● **Goal of the exercise**: Are you able to retype all the records below exactly?

● **Information supplied**:
[BEGIN]
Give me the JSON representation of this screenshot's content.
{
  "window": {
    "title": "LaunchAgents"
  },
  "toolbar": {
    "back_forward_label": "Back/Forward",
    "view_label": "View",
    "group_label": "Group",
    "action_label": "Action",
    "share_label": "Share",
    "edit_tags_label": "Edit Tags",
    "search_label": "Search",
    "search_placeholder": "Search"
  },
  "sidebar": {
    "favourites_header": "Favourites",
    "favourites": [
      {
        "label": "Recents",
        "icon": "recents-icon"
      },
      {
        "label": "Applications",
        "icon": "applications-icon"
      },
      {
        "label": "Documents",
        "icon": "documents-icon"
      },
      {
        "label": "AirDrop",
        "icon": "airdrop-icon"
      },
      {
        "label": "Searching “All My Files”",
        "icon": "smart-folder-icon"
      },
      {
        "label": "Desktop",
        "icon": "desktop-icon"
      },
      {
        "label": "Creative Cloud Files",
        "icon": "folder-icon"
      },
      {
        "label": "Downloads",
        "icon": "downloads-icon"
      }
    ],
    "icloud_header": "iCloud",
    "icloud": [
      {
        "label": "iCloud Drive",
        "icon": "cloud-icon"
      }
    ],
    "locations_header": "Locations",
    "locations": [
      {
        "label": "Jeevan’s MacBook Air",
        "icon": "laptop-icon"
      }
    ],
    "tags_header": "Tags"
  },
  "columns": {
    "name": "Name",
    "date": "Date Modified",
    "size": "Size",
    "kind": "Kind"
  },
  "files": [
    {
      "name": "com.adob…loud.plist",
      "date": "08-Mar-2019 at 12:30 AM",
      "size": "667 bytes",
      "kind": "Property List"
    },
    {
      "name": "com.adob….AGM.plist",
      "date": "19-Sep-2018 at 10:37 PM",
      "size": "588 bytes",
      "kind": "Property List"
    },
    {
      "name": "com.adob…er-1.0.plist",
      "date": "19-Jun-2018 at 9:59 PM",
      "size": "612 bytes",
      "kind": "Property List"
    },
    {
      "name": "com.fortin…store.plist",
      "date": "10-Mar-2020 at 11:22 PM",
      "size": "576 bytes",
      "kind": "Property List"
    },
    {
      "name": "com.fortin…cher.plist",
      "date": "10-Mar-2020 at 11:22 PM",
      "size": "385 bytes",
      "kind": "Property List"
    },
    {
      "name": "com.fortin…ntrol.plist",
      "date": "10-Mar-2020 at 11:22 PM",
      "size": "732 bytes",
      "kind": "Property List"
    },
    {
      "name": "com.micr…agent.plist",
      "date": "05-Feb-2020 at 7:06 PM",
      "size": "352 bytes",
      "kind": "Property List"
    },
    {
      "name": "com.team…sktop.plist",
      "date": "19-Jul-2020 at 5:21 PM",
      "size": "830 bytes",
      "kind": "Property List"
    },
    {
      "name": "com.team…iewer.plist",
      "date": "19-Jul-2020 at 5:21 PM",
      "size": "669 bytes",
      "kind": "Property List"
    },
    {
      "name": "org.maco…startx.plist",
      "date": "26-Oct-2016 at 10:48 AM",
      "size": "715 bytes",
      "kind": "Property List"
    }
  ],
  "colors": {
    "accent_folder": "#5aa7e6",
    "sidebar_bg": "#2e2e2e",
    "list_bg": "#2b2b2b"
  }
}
[END]
● **Answer below**:
Give me the JSON representation of this screenshot's content.
{
  "window": {
    "title": "LaunchAgents"
  },
  "toolbar": {
    "back_forward_label": "Back/Forward",
    "view_label": "View",
    "group_label": "Group",
    "action_label": "Action",
    "share_label": "Share",
    "edit_tags_label": "Edit Tags",
    "search_label": "Search",
    "search_placeholder": "Search"
  },
  "sidebar": {
    "favourites_header": "Favourites",
    "favourites": [
      {
        "label": "Recents",
        "icon": "recents-icon"
      },
      {
        "label": "Applications",
        "icon": "applications-icon"
      },
      {
        "label": "Documents",
        "icon": "documents-icon"
      },
      {
        "label": "AirDrop",
        "icon": "airdrop-icon"
      },
      {
        "label": "Searching “All My Files”",
        "icon": "smart-folder-icon"
      },
      {
        "label": "Desktop",
        "icon": "desktop-icon"
      },
      {
        "label": "Creative Cloud Files",
        "icon": "folder-icon"
      },
      {
        "label": "Downloads",
        "icon": "downloads-icon"
      }
    ],
    "icloud_header": "iCloud",
    "icloud": [
      {
        "label": "iCloud Drive",
        "icon": "cloud-icon"
      }
    ],
    "locations_header": "Locations",
    "locations": [
      {
        "label": "Jeevan’s MacBook Air",
        "icon": "laptop-icon"
      }
    ],
    "tags_header": "Tags"
  },
  "columns": {
    "name": "Name",
    "date": "Date Modified",
    "size": "Size",
    "kind": "Kind"
  },
  "files": [
    {
      "name": "com.adob…loud.plist",
      "date": "08-Mar-2019 at 12:30 AM",
      "size": "667 bytes",
      "kind": "Property List"
    },
    {
      "name": "com.adob….AGM.plist",
      "date": "19-Sep-2018 at 10:37 PM",
      "size": "588 bytes",
      "kind": "Property List"
    },
    {
      "name": "com.adob…er-1.0.plist",
      "date": "19-Jun-2018 at 9:59 PM",
      "size": "612 bytes",
      "kind": "Property List"
    },
    {
      "name": "com.fortin…store.plist",
      "date": "10-Mar-2020 at 11:22 PM",
      "size": "576 bytes",
      "kind": "Property List"
    },
    {
      "name": "com.fortin…cher.plist",
      "date": "10-Mar-2020 at 11:22 PM",
      "size": "385 bytes",
      "kind": "Property List"
    },
    {
      "name": "com.fortin…ntrol.plist",
      "date": "10-Mar-2020 at 11:22 PM",
      "size": "732 bytes",
      "kind": "Property List"
    },
    {
      "name": "com.micr…agent.plist",
      "date": "05-Feb-2020 at 7:06 PM",
      "size": "352 bytes",
      "kind": "Property List"
    },
    {
      "name": "com.team…sktop.plist",
      "date": "19-Jul-2020 at 5:21 PM",
      "size": "830 bytes",
      "kind": "Property List"
    },
    {
      "name": "com.team…iewer.plist",
      "date": "19-Jul-2020 at 5:21 PM",
      "size": "669 bytes",
      "kind": "Property List"
    },
    {
      "name": "org.maco…startx.plist",
      "date": "26-Oct-2016 at 10:48 AM",
      "size": "715 bytes",
      "kind": "Property List"
    }
  ],
  "colors": {
    "accent_folder": "#5aa7e6",
    "sidebar_bg": "#2e2e2e",
    "list_bg": "#2b2b2b"
  }
}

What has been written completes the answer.